• _Instruction_
Take every line where the string "ServiceMode" appears and copy it.

• _Data supplied_
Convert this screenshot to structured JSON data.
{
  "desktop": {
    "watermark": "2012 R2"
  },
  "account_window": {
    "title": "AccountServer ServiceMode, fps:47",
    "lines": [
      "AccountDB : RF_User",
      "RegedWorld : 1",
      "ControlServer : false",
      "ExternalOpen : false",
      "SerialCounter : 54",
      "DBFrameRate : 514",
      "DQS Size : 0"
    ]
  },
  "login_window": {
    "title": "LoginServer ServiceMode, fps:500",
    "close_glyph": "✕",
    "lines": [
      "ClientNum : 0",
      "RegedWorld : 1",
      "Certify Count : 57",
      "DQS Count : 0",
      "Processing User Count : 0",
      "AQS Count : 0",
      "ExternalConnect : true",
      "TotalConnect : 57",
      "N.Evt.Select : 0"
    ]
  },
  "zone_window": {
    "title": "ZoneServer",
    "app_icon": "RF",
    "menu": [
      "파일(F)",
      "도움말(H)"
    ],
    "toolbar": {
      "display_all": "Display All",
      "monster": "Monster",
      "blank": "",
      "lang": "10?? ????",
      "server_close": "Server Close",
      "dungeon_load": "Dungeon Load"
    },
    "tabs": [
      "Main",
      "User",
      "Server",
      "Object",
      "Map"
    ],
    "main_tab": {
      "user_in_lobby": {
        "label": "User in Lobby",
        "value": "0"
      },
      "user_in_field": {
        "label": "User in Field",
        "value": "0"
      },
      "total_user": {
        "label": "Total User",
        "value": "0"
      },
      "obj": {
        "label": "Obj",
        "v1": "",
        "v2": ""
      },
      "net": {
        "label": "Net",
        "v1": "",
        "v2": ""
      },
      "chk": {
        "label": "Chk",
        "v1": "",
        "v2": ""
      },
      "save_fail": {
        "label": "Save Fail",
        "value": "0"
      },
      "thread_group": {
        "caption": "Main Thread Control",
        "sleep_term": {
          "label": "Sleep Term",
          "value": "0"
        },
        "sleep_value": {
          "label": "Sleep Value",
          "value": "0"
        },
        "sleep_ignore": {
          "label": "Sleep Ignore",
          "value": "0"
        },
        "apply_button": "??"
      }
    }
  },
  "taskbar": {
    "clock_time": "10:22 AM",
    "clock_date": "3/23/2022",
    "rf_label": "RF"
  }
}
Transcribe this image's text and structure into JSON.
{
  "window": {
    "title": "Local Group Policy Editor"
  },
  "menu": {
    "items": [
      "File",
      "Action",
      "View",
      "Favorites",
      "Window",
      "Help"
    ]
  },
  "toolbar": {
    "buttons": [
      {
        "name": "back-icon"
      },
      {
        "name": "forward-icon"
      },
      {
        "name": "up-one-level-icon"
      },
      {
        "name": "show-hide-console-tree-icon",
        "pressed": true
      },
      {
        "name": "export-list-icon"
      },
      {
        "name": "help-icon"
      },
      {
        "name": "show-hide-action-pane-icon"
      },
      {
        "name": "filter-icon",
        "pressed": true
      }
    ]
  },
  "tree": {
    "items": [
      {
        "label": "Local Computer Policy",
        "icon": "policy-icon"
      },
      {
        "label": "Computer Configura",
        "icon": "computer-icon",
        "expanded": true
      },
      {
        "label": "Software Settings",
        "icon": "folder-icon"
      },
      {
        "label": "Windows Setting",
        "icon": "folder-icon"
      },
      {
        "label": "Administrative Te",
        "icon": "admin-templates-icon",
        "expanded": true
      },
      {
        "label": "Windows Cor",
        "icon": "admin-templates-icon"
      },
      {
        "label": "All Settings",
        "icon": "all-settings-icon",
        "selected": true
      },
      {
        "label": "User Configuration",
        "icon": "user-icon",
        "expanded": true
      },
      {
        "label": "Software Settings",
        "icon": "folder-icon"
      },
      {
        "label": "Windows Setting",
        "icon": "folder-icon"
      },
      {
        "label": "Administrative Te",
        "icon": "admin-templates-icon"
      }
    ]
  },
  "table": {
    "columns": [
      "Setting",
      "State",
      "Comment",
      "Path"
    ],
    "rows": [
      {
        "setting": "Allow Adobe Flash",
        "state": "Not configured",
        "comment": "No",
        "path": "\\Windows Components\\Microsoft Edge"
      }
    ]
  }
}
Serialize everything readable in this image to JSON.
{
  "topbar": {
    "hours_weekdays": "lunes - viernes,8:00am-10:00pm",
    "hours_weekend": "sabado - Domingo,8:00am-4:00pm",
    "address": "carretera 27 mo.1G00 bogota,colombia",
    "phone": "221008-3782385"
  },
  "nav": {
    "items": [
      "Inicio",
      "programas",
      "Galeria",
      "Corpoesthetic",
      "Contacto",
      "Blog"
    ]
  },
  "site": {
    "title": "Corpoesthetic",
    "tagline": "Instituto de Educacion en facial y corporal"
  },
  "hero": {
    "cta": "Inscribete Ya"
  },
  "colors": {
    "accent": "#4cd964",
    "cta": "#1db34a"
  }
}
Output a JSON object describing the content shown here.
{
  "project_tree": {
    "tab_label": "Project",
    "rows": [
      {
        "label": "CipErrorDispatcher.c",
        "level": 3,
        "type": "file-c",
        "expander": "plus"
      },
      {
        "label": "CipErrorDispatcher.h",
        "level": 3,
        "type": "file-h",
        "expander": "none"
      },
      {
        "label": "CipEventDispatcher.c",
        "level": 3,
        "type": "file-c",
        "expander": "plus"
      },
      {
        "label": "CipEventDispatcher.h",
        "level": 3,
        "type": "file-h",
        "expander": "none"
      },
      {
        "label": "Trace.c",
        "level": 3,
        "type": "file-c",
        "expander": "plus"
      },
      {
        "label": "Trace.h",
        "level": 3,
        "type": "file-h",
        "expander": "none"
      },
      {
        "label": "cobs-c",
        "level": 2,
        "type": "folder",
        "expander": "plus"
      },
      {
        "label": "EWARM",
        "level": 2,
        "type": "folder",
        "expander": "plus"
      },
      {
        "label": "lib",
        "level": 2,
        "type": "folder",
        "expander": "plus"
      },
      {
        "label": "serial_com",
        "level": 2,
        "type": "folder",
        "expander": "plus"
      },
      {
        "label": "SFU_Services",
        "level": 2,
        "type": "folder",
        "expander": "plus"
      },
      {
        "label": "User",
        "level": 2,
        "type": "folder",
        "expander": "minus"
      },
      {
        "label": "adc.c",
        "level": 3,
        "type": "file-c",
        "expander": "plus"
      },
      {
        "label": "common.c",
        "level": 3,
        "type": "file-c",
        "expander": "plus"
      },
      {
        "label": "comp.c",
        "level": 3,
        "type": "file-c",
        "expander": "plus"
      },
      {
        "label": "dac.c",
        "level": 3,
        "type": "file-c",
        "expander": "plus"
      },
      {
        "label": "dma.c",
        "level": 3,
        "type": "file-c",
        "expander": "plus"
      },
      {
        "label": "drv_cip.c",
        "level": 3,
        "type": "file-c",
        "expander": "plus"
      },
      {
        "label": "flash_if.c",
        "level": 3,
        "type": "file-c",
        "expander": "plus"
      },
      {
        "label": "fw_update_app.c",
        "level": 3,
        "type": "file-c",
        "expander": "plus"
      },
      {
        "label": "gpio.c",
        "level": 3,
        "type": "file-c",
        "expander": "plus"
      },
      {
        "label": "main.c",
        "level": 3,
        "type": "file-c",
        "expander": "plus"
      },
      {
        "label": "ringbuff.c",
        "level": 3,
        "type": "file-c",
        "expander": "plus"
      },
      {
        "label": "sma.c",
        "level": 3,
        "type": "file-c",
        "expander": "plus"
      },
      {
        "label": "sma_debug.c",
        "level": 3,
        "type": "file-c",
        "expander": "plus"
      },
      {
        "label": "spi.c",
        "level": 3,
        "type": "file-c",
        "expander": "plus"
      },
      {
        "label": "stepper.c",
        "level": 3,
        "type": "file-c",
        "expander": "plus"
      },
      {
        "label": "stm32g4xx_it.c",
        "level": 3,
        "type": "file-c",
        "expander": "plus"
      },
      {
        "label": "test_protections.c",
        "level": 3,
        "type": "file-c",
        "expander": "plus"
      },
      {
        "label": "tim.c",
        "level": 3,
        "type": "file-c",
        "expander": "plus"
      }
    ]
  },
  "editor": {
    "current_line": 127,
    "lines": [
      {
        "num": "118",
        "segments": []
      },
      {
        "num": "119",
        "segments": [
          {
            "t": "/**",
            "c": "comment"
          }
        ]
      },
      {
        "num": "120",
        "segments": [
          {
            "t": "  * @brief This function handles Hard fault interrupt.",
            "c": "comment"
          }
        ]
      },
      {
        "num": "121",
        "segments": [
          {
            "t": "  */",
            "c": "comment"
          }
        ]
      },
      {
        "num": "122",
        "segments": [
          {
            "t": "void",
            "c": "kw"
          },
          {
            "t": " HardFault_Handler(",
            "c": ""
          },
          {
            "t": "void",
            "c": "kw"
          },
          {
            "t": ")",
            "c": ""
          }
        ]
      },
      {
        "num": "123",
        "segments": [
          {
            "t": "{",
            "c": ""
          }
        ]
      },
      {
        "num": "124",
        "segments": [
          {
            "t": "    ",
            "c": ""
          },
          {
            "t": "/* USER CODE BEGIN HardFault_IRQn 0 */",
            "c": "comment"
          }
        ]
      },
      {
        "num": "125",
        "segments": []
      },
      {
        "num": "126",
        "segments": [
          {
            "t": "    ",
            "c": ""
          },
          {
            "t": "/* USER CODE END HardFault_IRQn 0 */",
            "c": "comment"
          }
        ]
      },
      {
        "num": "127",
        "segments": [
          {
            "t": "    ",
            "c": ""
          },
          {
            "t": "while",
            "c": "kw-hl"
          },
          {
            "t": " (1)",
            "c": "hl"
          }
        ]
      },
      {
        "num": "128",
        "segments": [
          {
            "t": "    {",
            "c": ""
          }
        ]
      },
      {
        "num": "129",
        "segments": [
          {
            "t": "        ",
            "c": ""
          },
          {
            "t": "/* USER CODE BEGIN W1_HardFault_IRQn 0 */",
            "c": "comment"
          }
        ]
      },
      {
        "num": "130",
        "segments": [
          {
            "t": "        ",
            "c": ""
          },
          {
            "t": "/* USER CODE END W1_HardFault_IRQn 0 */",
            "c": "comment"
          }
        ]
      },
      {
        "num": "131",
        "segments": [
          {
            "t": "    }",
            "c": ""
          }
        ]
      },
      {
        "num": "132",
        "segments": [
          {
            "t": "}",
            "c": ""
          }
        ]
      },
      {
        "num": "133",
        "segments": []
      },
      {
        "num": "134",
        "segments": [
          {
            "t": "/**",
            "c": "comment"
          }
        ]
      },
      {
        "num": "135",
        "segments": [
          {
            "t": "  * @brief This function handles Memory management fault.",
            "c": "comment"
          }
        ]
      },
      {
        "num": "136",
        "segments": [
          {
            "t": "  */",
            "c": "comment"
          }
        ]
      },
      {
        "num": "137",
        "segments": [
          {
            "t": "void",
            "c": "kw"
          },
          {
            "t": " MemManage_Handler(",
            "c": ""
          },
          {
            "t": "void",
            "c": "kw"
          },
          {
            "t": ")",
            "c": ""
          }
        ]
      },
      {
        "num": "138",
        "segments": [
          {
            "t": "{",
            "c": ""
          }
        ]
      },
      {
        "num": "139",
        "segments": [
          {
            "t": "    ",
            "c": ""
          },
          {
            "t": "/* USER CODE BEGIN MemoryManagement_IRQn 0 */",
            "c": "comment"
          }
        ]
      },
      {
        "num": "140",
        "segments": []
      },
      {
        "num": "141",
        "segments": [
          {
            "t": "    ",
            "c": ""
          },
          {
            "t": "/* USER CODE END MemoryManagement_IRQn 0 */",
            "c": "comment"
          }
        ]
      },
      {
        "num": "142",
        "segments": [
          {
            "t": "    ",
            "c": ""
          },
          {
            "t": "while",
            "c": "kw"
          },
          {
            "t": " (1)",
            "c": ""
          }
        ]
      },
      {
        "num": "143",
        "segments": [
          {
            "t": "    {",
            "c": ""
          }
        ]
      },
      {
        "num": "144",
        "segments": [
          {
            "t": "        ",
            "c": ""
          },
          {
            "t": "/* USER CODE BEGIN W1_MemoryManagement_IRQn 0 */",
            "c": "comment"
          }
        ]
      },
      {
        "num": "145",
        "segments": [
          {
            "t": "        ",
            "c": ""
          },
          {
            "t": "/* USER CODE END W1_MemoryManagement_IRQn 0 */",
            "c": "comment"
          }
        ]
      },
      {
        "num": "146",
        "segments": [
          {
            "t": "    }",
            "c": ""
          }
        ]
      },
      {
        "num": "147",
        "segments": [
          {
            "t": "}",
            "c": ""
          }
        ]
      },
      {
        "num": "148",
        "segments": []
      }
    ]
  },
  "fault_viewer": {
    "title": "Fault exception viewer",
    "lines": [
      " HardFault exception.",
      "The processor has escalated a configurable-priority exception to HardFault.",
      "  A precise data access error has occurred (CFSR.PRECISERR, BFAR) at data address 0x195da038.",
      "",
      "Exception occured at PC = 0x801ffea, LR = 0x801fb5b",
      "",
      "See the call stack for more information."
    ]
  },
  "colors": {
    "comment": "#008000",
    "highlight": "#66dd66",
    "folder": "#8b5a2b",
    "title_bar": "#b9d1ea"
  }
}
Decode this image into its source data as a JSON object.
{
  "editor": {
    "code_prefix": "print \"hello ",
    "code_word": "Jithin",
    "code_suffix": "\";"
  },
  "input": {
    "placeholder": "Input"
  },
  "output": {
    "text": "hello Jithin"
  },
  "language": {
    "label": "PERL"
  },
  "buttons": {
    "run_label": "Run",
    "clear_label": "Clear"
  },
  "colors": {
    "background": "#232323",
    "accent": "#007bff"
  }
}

• _In response_
    "title": "AccountServer ServiceMode, fps:47",
    "title": "LoginServer ServiceMode, fps:500",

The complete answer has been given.